→ GOAL: Read the listing below and copy out every line that holds "title".

→ EXTRACTED INFORMATION:
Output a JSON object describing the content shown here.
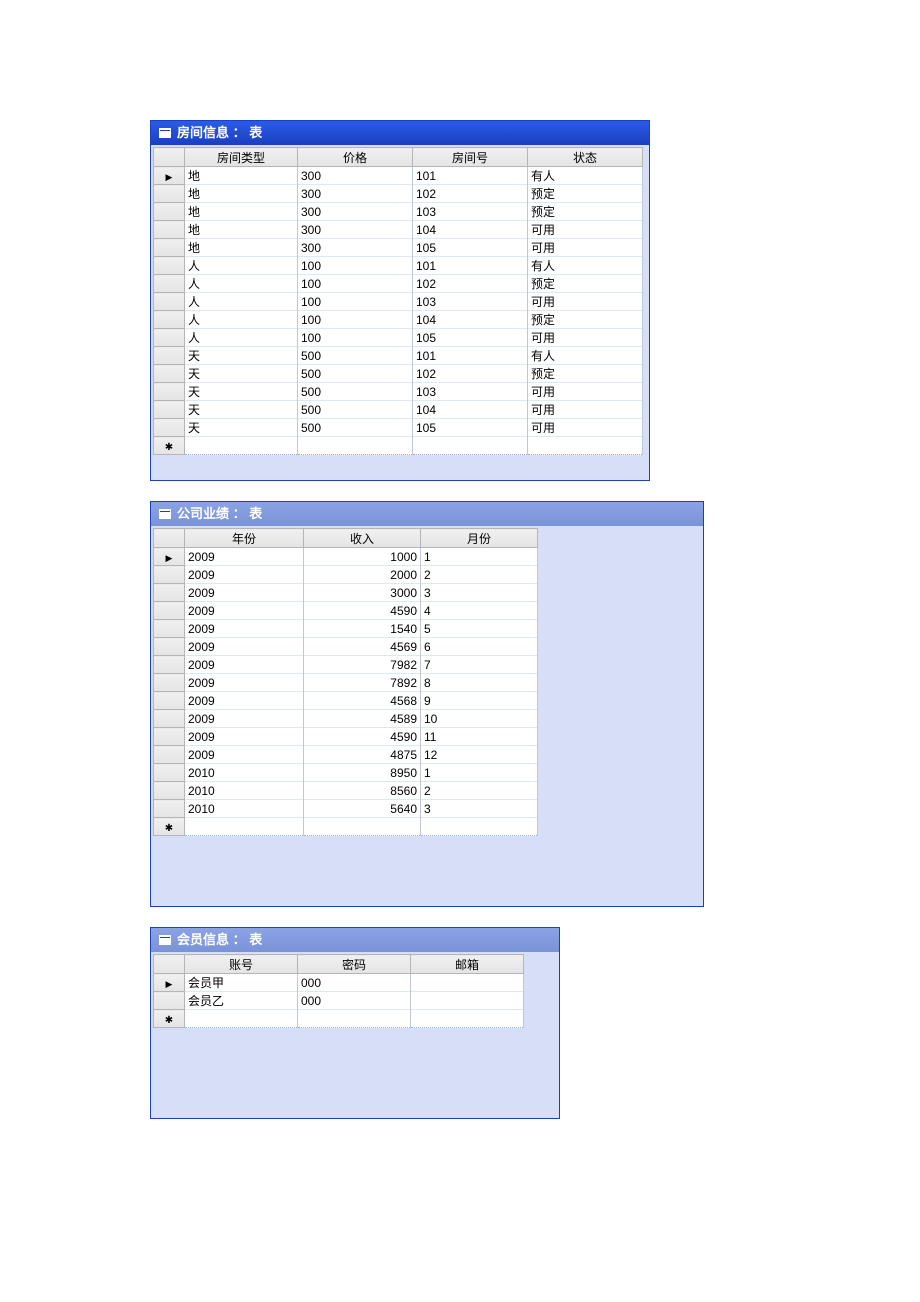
{
  "windows": {
    "rooms": {
      "title": "房间信息 ： 表",
      "columns": [
        "房间类型",
        "价格",
        "房间号",
        "状态"
      ],
      "rows": [
        {
          "type": "地",
          "price": "300",
          "no": "101",
          "status": "有人"
        },
        {
          "type": "地",
          "price": "300",
          "no": "102",
          "status": "预定"
        },
        {
          "type": "地",
          "price": "300",
          "no": "103",
          "status": "预定"
        },
        {
          "type": "地",
          "price": "300",
          "no": "104",
          "status": "可用"
        },
        {
          "type": "地",
          "price": "300",
          "no": "105",
          "status": "可用"
        },
        {
          "type": "人",
          "price": "100",
          "no": "101",
          "status": "有人"
        },
        {
          "type": "人",
          "price": "100",
          "no": "102",
          "status": "预定"
        },
        {
          "type": "人",
          "price": "100",
          "no": "103",
          "status": "可用"
        },
        {
          "type": "人",
          "price": "100",
          "no": "104",
          "status": "预定"
        },
        {
          "type": "人",
          "price": "100",
          "no": "105",
          "status": "可用"
        },
        {
          "type": "天",
          "price": "500",
          "no": "101",
          "status": "有人"
        },
        {
          "type": "天",
          "price": "500",
          "no": "102",
          "status": "预定"
        },
        {
          "type": "天",
          "price": "500",
          "no": "103",
          "status": "可用"
        },
        {
          "type": "天",
          "price": "500",
          "no": "104",
          "status": "可用"
        },
        {
          "type": "天",
          "price": "500",
          "no": "105",
          "status": "可用"
        }
      ]
    },
    "perf": {
      "title": "公司业绩 ： 表",
      "columns": [
        "年份",
        "收入",
        "月份"
      ],
      "rows": [
        {
          "y": "2009",
          "inc": "1000",
          "m": "1"
        },
        {
          "y": "2009",
          "inc": "2000",
          "m": "2"
        },
        {
          "y": "2009",
          "inc": "3000",
          "m": "3"
        },
        {
          "y": "2009",
          "inc": "4590",
          "m": "4"
        },
        {
          "y": "2009",
          "inc": "1540",
          "m": "5"
        },
        {
          "y": "2009",
          "inc": "4569",
          "m": "6"
        },
        {
          "y": "2009",
          "inc": "7982",
          "m": "7"
        },
        {
          "y": "2009",
          "inc": "7892",
          "m": "8"
        },
        {
          "y": "2009",
          "inc": "4568",
          "m": "9"
        },
        {
          "y": "2009",
          "inc": "4589",
          "m": "10"
        },
        {
          "y": "2009",
          "inc": "4590",
          "m": "11"
        },
        {
          "y": "2009",
          "inc": "4875",
          "m": "12"
        },
        {
          "y": "2010",
          "inc": "8950",
          "m": "1"
        },
        {
          "y": "2010",
          "inc": "8560",
          "m": "2"
        },
        {
          "y": "2010",
          "inc": "5640",
          "m": "3"
        }
      ]
    },
    "members": {
      "title": "会员信息 ： 表",
      "columns": [
        "账号",
        "密码",
        "邮箱"
      ],
      "rows": [
        {
          "acc": "会员甲",
          "pw": "000",
          "em": ""
        },
        {
          "acc": "会员乙",
          "pw": "000",
          "em": ""
        }
      ]
    }
  }
}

→ REPLY TO THE EXERCISE:
      "title": "房间信息 ： 表",
      "title": "公司业绩 ： 表",
      "title": "会员信息 ： 表",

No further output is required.